Aim: Output all records precisely as written.

Records supplied:
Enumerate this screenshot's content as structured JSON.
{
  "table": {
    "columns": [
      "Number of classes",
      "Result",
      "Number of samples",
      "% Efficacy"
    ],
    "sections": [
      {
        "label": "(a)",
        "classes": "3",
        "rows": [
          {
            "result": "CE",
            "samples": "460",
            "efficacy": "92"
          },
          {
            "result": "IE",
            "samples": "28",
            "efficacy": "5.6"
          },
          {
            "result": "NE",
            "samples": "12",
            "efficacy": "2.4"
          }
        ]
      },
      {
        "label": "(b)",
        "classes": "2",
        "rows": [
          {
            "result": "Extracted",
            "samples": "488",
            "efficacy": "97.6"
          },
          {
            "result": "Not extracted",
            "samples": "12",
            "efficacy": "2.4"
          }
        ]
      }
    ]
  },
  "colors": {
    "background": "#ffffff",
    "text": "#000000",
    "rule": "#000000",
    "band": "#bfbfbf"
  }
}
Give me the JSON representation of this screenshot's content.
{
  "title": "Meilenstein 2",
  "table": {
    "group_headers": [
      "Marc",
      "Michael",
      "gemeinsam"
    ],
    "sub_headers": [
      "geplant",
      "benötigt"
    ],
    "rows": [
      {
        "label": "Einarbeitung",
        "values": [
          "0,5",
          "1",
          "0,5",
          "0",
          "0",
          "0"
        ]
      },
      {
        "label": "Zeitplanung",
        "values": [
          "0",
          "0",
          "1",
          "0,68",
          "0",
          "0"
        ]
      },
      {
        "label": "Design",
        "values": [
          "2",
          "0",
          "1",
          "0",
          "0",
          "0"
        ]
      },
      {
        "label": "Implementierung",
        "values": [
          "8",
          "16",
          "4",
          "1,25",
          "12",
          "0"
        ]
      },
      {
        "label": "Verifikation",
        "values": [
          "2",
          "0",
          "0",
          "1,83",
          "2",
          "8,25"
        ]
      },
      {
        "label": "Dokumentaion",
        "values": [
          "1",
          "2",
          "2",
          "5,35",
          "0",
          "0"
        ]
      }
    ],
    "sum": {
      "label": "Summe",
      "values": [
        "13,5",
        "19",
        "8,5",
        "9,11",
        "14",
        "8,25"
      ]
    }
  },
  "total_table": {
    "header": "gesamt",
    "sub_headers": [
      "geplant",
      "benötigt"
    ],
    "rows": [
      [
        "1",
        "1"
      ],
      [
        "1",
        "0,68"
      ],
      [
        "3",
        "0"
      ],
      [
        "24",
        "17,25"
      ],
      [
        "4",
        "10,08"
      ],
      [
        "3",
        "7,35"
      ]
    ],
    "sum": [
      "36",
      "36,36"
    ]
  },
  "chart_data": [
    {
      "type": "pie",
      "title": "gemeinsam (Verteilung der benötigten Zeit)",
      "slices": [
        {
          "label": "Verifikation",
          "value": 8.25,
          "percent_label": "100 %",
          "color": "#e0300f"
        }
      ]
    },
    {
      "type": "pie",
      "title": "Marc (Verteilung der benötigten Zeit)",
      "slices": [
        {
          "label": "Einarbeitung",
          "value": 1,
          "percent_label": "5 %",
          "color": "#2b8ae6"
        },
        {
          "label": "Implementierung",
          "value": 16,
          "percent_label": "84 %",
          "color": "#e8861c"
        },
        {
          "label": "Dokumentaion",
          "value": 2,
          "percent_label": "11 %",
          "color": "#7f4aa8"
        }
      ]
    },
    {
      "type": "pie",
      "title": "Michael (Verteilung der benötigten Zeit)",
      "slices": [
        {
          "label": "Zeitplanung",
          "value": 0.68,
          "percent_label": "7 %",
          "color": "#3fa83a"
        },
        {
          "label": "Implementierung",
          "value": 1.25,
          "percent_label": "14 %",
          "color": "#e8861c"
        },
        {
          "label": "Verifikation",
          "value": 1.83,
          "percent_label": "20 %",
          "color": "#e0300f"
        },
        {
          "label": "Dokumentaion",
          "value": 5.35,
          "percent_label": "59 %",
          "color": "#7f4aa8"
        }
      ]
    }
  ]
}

Exercise answer:
Enumerate this screenshot's content as structured JSON.
{
  "table": {
    "columns": [
      "Number of classes",
      "Result",
      "Number of samples",
      "% Efficacy"
    ],
    "sections": [
      {
        "label": "(a)",
        "classes": "3",
        "rows": [
          {
            "result": "CE",
            "samples": "460",
            "efficacy": "92"
          },
          {
            "result": "IE",
            "samples": "28",
            "efficacy": "5.6"
          },
          {
            "result": "NE",
            "samples": "12",
            "efficacy": "2.4"
          }
        ]
      },
      {
        "label": "(b)",
        "classes": "2",
        "rows": [
          {
            "result": "Extracted",
            "samples": "488",
            "efficacy": "97.6"
          },
          {
            "result": "Not extracted",
            "samples": "12",
            "efficacy": "2.4"
          }
        ]
      }
    ]
  },
  "colors": {
    "background": "#ffffff",
    "text": "#000000",
    "rule": "#000000",
    "band": "#bfbfbf"
  }
}
Give me the JSON representation of this screenshot's content.
{
  "title": "Meilenstein 2",
  "table": {
    "group_headers": [
      "Marc",
      "Michael",
      "gemeinsam"
    ],
    "sub_headers": [
      "geplant",
      "benötigt"
    ],
    "rows": [
      {
        "label": "Einarbeitung",
        "values": [
          "0,5",
          "1",
          "0,5",
          "0",
          "0",
          "0"
        ]
      },
      {
        "label": "Zeitplanung",
        "values": [
          "0",
          "0",
          "1",
          "0,68",
          "0",
          "0"
        ]
      },
      {
        "label": "Design",
        "values": [
          "2",
          "0",
          "1",
          "0",
          "0",
          "0"
        ]
      },
      {
        "label": "Implementierung",
        "values": [
          "8",
          "16",
          "4",
          "1,25",
          "12",
          "0"
        ]
      },
      {
        "label": "Verifikation",
        "values": [
          "2",
          "0",
          "0",
          "1,83",
          "2",
          "8,25"
        ]
      },
      {
        "label": "Dokumentaion",
        "values": [
          "1",
          "2",
          "2",
          "5,35",
          "0",
          "0"
        ]
      }
    ],
    "sum": {
      "label": "Summe",
      "values": [
        "13,5",
        "19",
        "8,5",
        "9,11",
        "14",
        "8,25"
      ]
    }
  },
  "total_table": {
    "header": "gesamt",
    "sub_headers": [
      "geplant",
      "benötigt"
    ],
    "rows": [
      [
        "1",
        "1"
      ],
      [
        "1",
        "0,68"
      ],
      [
        "3",
        "0"
      ],
      [
        "24",
        "17,25"
      ],
      [
        "4",
        "10,08"
      ],
      [
        "3",
        "7,35"
      ]
    ],
    "sum": [
      "36",
      "36,36"
    ]
  },
  "chart_data": [
    {
      "type": "pie",
      "title": "gemeinsam (Verteilung der benötigten Zeit)",
      "slices": [
        {
          "label": "Verifikation",
          "value": 8.25,
          "percent_label": "100 %",
          "color": "#e0300f"
        }
      ]
    },
    {
      "type": "pie",
      "title": "Marc (Verteilung der benötigten Zeit)",
      "slices": [
        {
          "label": "Einarbeitung",
          "value": 1,
          "percent_label": "5 %",
          "color": "#2b8ae6"
        },
        {
          "label": "Implementierung",
          "value": 16,
          "percent_label": "84 %",
          "color": "#e8861c"
        },
        {
          "label": "Dokumentaion",
          "value": 2,
          "percent_label": "11 %",
          "color": "#7f4aa8"
        }
      ]
    },
    {
      "type": "pie",
      "title": "Michael (Verteilung der benötigten Zeit)",
      "slices": [
        {
          "label": "Zeitplanung",
          "value": 0.68,
          "percent_label": "7 %",
          "color": "#3fa83a"
        },
        {
          "label": "Implementierung",
          "value": 1.25,
          "percent_label": "14 %",
          "color": "#e8861c"
        },
        {
          "label": "Verifikation",
          "value": 1.83,
          "percent_label": "20 %",
          "color": "#e0300f"
        },
        {
          "label": "Dokumentaion",
          "value": 5.35,
          "percent_label": "59 %",
          "color": "#7f4aa8"
        }
      ]
    }
  ]
}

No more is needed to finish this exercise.